**Task**.
Omit all images, then return the remaining material exactly as it stands.

================================

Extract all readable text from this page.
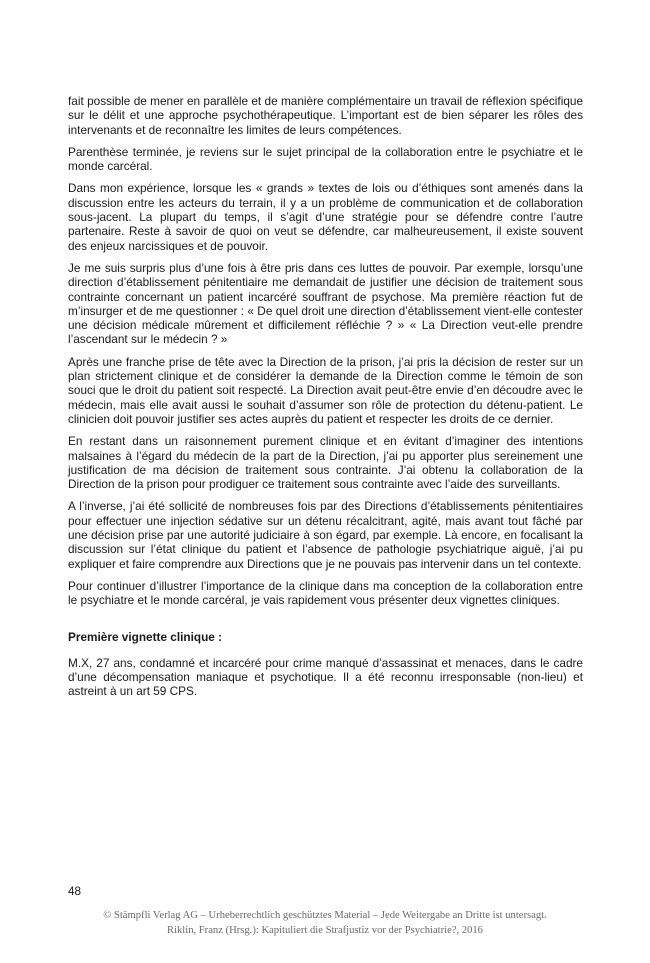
fait possible de mener en parallèle et de manière complémentaire un travail de réflexion spécifique sur le délit et une approche psychothérapeutique. L’important est de bien séparer les rôles des intervenants et de reconnaître les limites de leurs compétences.

Parenthèse terminée, je reviens sur le sujet principal de la collaboration entre le psychiatre et le monde carcéral.

Dans mon expérience, lorsque les « grands » textes de lois ou d’éthiques sont amenés dans la discussion entre les acteurs du terrain, il y a un problème de communication et de collaboration sous-jacent. La plupart du temps, il s’agit d’une stratégie pour se défendre contre l’autre partenaire. Reste à savoir de quoi on veut se défendre, car malheureusement, il existe souvent des enjeux narcissiques et de pouvoir.

Je me suis surpris plus d’une fois à être pris dans ces luttes de pouvoir. Par exemple, lorsqu’une direction d’établissement pénitentiaire me demandait de justifier une décision de traitement sous contrainte concernant un patient incarcéré souffrant de psychose. Ma première réaction fut de m’insurger et de me questionner : « De quel droit une direction d’établissement vient-elle contester une décision médicale mûrement et difficilement réfléchie ? » « La Direction veut-elle prendre l’ascendant sur le médecin ? »

Après une franche prise de tête avec la Direction de la prison, j’ai pris la décision de rester sur un plan strictement clinique et de considérer la demande de la Direction comme le témoin de son souci que le droit du patient soit respecté. La Direction avait peut-être envie d’en découdre avec le médecin, mais elle avait aussi le souhait d’assumer son rôle de protection du détenu-patient. Le clinicien doit pouvoir justifier ses actes auprès du patient et respecter les droits de ce dernier.

En restant dans un raisonnement purement clinique et en évitant d’imaginer des intentions malsaines à l’égard du médecin de la part de la Direction, j’ai pu apporter plus sereinement une justification de ma décision de traitement sous contrainte. J’ai obtenu la collaboration de la Direction de la prison pour prodiguer ce traitement sous contrainte avec l’aide des surveillants.

A l’inverse, j’ai été sollicité de nombreuses fois par des Directions d’établissements pénitentiaires pour effectuer une injection sédative sur un détenu récalcitrant, agité, mais avant tout fâché par une décision prise par une autorité judiciaire à son égard, par exemple. Là encore, en focalisant la discussion sur l’état clinique du patient et l’absence de pathologie psychiatrique aiguë, j’ai pu expliquer et faire comprendre aux Directions que je ne pouvais pas intervenir dans un tel contexte.

Pour continuer d’illustrer l’importance de la clinique dans ma conception de la collaboration entre le psychiatre et le monde carcéral, je vais rapidement vous présenter deux vignettes cliniques.

Première vignette clinique :

M.X, 27 ans, condamné et incarcéré pour crime manqué d’assassinat et menaces, dans le cadre d’une décompensation maniaque et psychotique. Il a été reconnu irresponsable (non-lieu) et astreint à un art 59 CPS.

48
© Stämpfli Verlag AG – Urheberrechtlich geschütztes Material – Jede Weitergabe an Dritte ist untersagt.
Riklin, Franz (Hrsg.): Kapituliert die Strafjustiz vor der Psychiatrie?, 2016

================================

**Task result**.
Extract all readable text from this page.
fait possible de mener en parallèle et de manière complémentaire un travail de réflexion spécifique sur le délit et une approche psychothérapeutique. L’important est de bien séparer les rôles des intervenants et de reconnaître les limites de leurs compétences.

Parenthèse terminée, je reviens sur le sujet principal de la collaboration entre le psychiatre et le monde carcéral.

Dans mon expérience, lorsque les « grands » textes de lois ou d’éthiques sont amenés dans la discussion entre les acteurs du terrain, il y a un problème de communication et de collaboration sous-jacent. La plupart du temps, il s’agit d’une stratégie pour se défendre contre l’autre partenaire. Reste à savoir de quoi on veut se défendre, car malheureusement, il existe souvent des enjeux narcissiques et de pouvoir.

Je me suis surpris plus d’une fois à être pris dans ces luttes de pouvoir. Par exemple, lorsqu’une direction d’établissement pénitentiaire me demandait de justifier une décision de traitement sous contrainte concernant un patient incarcéré souffrant de psychose. Ma première réaction fut de m’insurger et de me questionner : « De quel droit une direction d’établissement vient-elle contester une décision médicale mûrement et difficilement réfléchie ? » « La Direction veut-elle prendre l’ascendant sur le médecin ? »

Après une franche prise de tête avec la Direction de la prison, j’ai pris la décision de rester sur un plan strictement clinique et de considérer la demande de la Direction comme le témoin de son souci que le droit du patient soit respecté. La Direction avait peut-être envie d’en découdre avec le médecin, mais elle avait aussi le souhait d’assumer son rôle de protection du détenu-patient. Le clinicien doit pouvoir justifier ses actes auprès du patient et respecter les droits de ce dernier.

En restant dans un raisonnement purement clinique et en évitant d’imaginer des intentions malsaines à l’égard du médecin de la part de la Direction, j’ai pu apporter plus sereinement une justification de ma décision de traitement sous contrainte. J’ai obtenu la collaboration de la Direction de la prison pour prodiguer ce traitement sous contrainte avec l’aide des surveillants.

A l’inverse, j’ai été sollicité de nombreuses fois par des Directions d’établissements pénitentiaires pour effectuer une injection sédative sur un détenu récalcitrant, agité, mais avant tout fâché par une décision prise par une autorité judiciaire à son égard, par exemple. Là encore, en focalisant la discussion sur l’état clinique du patient et l’absence de pathologie psychiatrique aiguë, j’ai pu expliquer et faire comprendre aux Directions que je ne pouvais pas intervenir dans un tel contexte.

Pour continuer d’illustrer l’importance de la clinique dans ma conception de la collaboration entre le psychiatre et le monde carcéral, je vais rapidement vous présenter deux vignettes cliniques.

Première vignette clinique :

M.X, 27 ans, condamné et incarcéré pour crime manqué d’assassinat et menaces, dans le cadre d’une décompensation maniaque et psychotique. Il a été reconnu irresponsable (non-lieu) et astreint à un art 59 CPS.

48
© Stämpfli Verlag AG – Urheberrechtlich geschütztes Material – Jede Weitergabe an Dritte ist untersagt.
Riklin, Franz (Hrsg.): Kapituliert die Strafjustiz vor der Psychiatrie?, 2016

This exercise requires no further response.